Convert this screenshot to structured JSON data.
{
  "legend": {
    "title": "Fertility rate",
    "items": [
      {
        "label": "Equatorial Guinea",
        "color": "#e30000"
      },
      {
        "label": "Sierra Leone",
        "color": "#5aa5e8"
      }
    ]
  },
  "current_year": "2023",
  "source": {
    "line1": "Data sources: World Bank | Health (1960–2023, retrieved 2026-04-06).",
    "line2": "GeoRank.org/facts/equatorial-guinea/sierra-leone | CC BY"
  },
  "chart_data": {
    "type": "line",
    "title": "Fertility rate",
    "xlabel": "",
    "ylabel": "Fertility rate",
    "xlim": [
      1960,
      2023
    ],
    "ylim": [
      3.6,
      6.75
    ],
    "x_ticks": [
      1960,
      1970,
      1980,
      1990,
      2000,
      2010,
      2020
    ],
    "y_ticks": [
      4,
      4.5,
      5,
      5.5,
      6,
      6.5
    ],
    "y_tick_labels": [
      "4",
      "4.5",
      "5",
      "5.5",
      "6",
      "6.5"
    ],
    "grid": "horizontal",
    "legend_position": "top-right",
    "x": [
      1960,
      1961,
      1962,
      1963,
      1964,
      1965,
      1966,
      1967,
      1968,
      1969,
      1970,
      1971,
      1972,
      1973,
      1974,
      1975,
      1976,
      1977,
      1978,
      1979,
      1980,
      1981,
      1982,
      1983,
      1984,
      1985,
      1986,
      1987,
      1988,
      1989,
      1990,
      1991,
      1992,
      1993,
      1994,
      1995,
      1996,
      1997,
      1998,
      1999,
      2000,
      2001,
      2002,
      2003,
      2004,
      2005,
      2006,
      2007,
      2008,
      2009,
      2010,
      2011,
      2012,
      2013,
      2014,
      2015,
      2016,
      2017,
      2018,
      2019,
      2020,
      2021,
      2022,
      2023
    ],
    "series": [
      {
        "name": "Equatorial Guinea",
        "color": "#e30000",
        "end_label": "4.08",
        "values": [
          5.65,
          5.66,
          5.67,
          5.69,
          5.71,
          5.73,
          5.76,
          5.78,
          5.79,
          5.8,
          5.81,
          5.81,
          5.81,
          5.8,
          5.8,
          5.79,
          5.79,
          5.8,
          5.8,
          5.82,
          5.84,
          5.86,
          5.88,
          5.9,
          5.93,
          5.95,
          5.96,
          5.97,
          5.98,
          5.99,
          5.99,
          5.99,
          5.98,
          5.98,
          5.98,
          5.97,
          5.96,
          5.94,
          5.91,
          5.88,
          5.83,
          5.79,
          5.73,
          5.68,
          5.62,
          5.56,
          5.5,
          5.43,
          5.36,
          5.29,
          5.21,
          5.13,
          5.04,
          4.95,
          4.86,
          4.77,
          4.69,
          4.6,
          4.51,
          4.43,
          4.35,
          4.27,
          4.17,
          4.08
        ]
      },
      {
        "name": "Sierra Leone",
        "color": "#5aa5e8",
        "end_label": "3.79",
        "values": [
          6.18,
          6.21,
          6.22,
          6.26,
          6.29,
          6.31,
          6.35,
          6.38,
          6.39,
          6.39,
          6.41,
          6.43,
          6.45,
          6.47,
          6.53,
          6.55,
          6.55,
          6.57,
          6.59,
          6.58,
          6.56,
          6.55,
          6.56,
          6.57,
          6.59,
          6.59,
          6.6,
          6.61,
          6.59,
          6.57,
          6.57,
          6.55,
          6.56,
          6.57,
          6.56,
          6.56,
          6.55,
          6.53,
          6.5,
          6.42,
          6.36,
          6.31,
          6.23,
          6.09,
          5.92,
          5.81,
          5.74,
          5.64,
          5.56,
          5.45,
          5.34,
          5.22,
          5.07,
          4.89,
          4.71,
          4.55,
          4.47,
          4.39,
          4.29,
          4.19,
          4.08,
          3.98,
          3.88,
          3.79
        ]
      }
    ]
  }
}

...

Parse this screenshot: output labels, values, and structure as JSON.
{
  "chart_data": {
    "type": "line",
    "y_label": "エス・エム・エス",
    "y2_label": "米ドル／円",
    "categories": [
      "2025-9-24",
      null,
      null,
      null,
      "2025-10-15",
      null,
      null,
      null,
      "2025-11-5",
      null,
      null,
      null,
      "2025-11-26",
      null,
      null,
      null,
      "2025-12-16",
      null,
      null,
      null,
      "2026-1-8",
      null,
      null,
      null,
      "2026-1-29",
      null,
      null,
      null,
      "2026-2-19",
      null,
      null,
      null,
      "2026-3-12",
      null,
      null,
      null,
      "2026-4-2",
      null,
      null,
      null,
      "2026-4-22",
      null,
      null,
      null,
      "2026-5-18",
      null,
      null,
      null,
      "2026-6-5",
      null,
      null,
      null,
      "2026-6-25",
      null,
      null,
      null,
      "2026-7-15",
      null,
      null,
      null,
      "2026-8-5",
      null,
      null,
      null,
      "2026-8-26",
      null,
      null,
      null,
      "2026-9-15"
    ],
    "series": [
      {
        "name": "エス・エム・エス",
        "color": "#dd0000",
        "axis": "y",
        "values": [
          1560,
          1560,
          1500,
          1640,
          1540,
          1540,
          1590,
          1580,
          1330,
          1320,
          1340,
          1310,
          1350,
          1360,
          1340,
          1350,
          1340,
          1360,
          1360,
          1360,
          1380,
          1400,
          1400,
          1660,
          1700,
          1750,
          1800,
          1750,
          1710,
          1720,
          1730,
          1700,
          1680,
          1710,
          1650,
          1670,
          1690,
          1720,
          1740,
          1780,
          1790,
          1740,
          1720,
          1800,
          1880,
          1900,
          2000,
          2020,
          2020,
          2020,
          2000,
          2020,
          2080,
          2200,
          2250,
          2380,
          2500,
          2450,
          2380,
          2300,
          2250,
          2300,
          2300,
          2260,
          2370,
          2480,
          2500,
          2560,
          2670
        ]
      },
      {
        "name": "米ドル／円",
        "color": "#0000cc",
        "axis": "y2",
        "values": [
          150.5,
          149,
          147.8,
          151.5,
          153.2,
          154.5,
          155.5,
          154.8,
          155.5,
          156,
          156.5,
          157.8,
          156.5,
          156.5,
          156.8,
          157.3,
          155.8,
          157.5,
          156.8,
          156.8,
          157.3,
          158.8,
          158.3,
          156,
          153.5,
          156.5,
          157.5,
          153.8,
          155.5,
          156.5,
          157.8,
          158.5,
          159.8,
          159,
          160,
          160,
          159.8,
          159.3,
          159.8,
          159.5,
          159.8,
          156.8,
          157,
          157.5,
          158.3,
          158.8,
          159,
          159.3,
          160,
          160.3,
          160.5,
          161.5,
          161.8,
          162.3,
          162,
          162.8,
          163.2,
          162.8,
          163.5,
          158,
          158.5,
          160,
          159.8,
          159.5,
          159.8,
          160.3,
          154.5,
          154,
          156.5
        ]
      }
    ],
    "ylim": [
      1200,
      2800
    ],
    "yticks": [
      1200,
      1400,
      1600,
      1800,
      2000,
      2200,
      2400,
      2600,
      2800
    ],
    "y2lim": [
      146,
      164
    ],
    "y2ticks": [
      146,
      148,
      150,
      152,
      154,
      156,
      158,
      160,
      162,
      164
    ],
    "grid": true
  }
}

— WRITTEN PROBLEM —
Count the lines of these entries that hold the string "name", and give only that number.

— ANSWER TO THE EXERCISE —
4